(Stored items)
** BEGIN **
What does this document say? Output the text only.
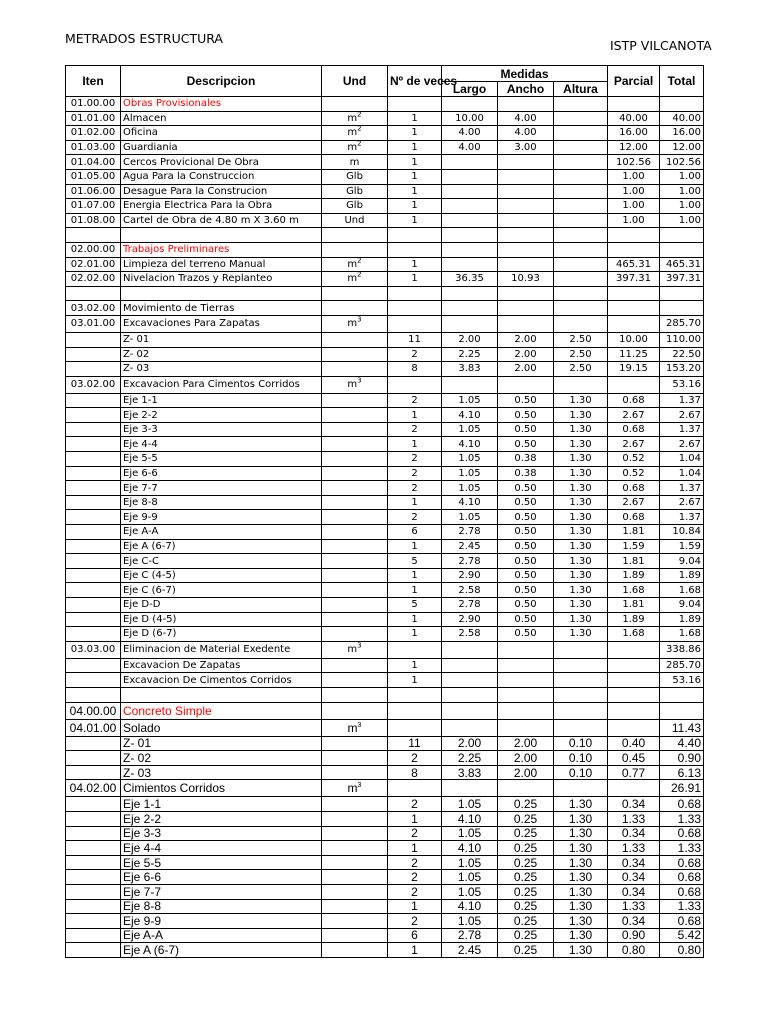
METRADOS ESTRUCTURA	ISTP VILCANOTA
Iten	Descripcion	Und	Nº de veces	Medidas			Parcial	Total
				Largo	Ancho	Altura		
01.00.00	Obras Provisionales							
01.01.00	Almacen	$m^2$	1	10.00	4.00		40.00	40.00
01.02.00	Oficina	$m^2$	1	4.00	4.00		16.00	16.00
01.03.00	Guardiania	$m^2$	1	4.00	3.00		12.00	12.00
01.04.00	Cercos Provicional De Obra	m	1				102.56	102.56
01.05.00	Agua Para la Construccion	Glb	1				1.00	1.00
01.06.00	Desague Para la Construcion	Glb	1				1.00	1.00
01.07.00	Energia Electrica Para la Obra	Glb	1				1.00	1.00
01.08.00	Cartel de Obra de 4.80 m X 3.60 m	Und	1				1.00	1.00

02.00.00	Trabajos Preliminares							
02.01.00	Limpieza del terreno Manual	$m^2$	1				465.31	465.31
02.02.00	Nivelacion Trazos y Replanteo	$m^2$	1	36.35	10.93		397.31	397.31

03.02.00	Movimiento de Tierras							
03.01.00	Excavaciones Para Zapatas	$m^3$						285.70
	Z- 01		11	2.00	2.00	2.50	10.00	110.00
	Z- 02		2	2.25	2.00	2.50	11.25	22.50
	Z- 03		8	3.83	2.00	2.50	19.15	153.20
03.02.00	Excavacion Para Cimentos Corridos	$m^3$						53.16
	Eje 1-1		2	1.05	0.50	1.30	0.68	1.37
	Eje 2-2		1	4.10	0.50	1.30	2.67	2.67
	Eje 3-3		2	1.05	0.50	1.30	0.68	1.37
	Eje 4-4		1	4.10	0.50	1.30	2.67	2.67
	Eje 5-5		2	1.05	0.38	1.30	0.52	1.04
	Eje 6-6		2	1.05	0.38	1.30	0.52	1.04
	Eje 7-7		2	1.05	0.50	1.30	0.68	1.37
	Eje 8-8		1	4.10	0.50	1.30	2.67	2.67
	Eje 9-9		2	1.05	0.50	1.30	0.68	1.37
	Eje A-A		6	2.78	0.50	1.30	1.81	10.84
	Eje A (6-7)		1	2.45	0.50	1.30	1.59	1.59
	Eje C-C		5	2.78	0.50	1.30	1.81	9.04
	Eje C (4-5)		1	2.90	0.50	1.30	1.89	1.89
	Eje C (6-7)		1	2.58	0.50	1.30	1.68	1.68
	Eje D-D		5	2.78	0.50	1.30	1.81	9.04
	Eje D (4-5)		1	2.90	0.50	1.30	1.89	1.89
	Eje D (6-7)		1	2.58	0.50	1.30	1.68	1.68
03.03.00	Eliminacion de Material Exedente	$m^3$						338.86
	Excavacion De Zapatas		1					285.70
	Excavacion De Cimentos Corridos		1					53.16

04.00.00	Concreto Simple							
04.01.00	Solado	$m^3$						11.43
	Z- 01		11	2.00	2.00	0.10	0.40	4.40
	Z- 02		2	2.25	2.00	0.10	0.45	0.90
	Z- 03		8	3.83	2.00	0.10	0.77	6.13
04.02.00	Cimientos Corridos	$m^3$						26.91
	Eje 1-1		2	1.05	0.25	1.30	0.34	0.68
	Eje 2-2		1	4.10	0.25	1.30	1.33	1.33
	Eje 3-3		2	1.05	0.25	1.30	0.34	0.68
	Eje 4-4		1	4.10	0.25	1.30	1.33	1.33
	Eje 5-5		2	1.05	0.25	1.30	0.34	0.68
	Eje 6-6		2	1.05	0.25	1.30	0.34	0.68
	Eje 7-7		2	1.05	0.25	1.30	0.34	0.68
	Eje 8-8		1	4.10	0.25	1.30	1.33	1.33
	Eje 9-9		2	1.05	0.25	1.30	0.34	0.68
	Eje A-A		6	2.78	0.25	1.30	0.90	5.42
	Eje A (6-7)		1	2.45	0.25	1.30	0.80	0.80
** END **
** BEGIN **
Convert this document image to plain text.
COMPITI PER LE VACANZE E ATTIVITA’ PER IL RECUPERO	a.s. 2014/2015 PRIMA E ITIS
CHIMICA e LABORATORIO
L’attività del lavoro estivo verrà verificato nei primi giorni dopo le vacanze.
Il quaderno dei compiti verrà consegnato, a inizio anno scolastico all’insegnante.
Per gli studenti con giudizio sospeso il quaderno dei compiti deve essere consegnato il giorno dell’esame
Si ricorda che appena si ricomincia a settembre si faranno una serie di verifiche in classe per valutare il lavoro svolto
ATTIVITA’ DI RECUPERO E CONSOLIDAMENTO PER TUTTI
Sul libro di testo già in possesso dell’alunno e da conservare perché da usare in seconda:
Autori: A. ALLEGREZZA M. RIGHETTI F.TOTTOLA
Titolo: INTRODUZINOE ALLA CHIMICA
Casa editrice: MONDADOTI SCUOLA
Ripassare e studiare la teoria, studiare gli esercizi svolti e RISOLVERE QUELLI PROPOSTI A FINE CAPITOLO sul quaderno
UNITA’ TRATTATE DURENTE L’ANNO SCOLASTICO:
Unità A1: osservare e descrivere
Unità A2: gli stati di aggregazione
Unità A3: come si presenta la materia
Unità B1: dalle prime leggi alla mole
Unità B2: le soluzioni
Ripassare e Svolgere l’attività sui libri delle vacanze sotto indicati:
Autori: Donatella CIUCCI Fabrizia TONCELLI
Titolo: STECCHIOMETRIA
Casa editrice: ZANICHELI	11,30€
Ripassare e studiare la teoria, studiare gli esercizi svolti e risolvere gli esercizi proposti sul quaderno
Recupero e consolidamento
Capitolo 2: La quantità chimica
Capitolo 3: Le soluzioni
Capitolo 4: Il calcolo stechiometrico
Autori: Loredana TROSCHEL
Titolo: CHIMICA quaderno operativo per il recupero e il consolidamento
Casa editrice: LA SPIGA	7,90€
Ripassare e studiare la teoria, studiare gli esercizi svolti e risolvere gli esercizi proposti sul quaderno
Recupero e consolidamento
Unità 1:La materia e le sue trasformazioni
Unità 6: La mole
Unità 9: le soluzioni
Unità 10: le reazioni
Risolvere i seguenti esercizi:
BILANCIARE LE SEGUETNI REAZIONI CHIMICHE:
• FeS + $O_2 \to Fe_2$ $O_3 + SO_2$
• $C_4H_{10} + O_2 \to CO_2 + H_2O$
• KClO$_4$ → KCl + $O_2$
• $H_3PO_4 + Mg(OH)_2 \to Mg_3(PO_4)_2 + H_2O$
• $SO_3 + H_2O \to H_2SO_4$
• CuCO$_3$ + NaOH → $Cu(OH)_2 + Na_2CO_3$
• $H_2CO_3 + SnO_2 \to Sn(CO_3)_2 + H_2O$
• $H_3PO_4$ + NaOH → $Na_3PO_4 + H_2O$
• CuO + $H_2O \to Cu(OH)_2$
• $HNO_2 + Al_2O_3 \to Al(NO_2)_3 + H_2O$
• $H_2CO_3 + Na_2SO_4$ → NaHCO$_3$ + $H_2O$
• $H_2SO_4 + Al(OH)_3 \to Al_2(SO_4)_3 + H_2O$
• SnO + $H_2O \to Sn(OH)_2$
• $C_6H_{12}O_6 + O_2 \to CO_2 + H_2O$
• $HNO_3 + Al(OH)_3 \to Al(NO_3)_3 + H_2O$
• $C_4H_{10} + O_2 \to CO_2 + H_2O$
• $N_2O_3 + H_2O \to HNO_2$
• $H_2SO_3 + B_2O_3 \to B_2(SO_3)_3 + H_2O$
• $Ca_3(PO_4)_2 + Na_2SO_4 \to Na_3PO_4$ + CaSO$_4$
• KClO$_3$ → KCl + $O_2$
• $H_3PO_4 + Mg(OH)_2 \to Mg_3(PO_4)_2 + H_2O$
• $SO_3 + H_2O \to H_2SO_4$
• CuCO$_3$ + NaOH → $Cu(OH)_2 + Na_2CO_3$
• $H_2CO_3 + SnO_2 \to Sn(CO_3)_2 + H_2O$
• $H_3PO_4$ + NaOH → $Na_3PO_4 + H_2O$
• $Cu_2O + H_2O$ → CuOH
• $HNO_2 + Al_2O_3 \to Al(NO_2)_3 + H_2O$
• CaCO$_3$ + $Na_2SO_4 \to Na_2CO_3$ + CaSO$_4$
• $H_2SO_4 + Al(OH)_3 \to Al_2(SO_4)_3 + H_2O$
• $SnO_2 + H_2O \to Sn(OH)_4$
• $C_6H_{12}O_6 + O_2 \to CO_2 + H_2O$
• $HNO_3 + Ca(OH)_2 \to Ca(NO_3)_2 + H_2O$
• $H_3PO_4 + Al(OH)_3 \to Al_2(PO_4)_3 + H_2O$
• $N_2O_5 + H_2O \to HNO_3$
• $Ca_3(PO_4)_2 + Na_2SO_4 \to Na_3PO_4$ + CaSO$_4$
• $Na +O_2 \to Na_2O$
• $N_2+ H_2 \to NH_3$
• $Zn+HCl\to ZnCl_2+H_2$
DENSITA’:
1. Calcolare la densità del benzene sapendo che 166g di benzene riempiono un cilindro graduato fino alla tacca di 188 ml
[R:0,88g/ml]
** END **
** BEGIN **
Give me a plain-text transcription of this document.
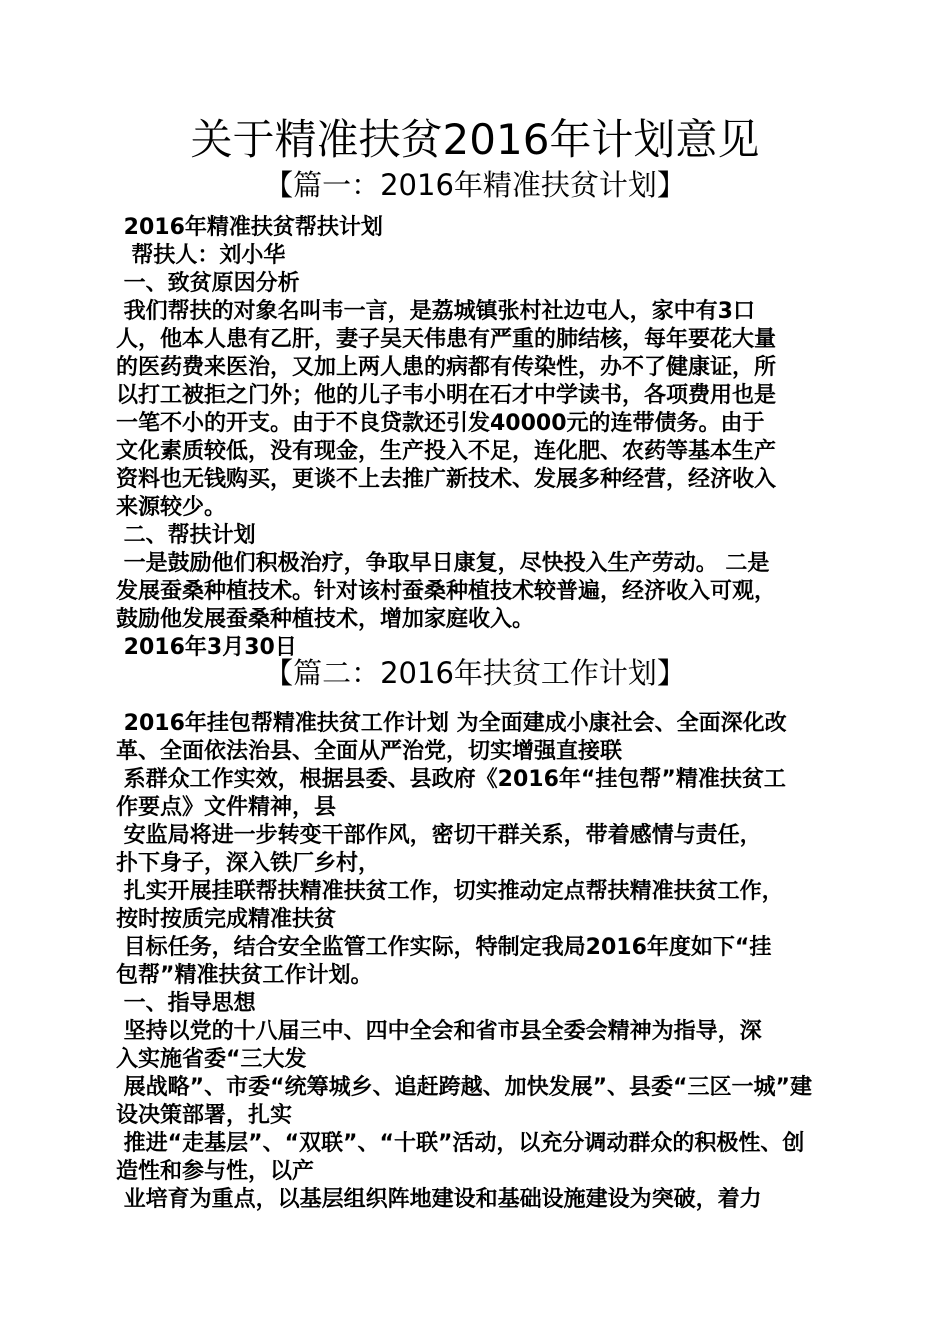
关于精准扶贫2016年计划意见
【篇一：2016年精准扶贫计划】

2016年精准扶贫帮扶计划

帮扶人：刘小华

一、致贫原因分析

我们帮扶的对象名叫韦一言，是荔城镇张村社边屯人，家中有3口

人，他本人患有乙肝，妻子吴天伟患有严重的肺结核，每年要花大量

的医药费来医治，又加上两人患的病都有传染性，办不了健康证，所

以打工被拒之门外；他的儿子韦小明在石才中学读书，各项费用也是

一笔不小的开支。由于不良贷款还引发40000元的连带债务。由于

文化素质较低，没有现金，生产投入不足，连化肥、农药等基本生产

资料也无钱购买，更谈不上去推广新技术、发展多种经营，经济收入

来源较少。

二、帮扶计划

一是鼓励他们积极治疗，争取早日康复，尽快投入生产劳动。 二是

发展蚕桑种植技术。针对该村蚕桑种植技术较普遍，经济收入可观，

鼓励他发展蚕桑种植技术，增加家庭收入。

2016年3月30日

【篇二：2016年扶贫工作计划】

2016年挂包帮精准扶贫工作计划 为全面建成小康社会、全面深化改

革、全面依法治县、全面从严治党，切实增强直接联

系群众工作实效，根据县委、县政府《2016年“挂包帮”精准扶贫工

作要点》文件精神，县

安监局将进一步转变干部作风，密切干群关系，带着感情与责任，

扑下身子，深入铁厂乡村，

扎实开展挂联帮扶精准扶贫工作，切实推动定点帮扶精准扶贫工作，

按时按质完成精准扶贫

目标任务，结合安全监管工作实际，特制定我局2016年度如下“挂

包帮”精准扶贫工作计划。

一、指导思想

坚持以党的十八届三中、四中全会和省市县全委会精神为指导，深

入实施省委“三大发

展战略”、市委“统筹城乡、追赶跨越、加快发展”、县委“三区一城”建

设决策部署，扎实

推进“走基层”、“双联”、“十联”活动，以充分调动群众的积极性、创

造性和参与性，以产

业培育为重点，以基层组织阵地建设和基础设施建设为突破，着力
** END **
* **JOB**
Check each line of the material above for "Casa" and say how many lines contain it, giving the number alone.

* **ANSWER TO THE TASK**
3